— begin Entries provided —

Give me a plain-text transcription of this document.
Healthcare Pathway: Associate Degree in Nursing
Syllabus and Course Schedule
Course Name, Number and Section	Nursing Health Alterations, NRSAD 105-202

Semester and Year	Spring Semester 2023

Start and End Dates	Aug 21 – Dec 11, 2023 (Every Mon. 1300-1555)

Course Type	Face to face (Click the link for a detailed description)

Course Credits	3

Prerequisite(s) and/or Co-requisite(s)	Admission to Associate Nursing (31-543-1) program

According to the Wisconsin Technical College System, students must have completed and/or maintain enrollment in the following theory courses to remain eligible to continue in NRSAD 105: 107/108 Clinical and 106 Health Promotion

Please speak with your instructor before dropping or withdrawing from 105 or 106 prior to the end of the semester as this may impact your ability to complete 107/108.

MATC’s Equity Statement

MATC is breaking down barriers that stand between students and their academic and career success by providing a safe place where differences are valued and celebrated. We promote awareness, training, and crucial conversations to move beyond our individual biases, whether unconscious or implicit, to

— end Entries provided —

What to produce: Extract the data exactly as given.

Finished task:
Give me a plain-text transcription of this document.
Healthcare Pathway: Associate Degree in Nursing
Syllabus and Course Schedule
Course Name, Number and Section	Nursing Health Alterations, NRSAD 105-202

Semester and Year	Spring Semester 2023

Start and End Dates	Aug 21 – Dec 11, 2023 (Every Mon. 1300-1555)

Course Type	Face to face (Click the link for a detailed description)

Course Credits	3

Prerequisite(s) and/or Co-requisite(s)	Admission to Associate Nursing (31-543-1) program

According to the Wisconsin Technical College System, students must have completed and/or maintain enrollment in the following theory courses to remain eligible to continue in NRSAD 105: 107/108 Clinical and 106 Health Promotion

Please speak with your instructor before dropping or withdrawing from 105 or 106 prior to the end of the semester as this may impact your ability to complete 107/108.

MATC’s Equity Statement

MATC is breaking down barriers that stand between students and their academic and career success by providing a safe place where differences are valued and celebrated. We promote awareness, training, and crucial conversations to move beyond our individual biases, whether unconscious or implicit, to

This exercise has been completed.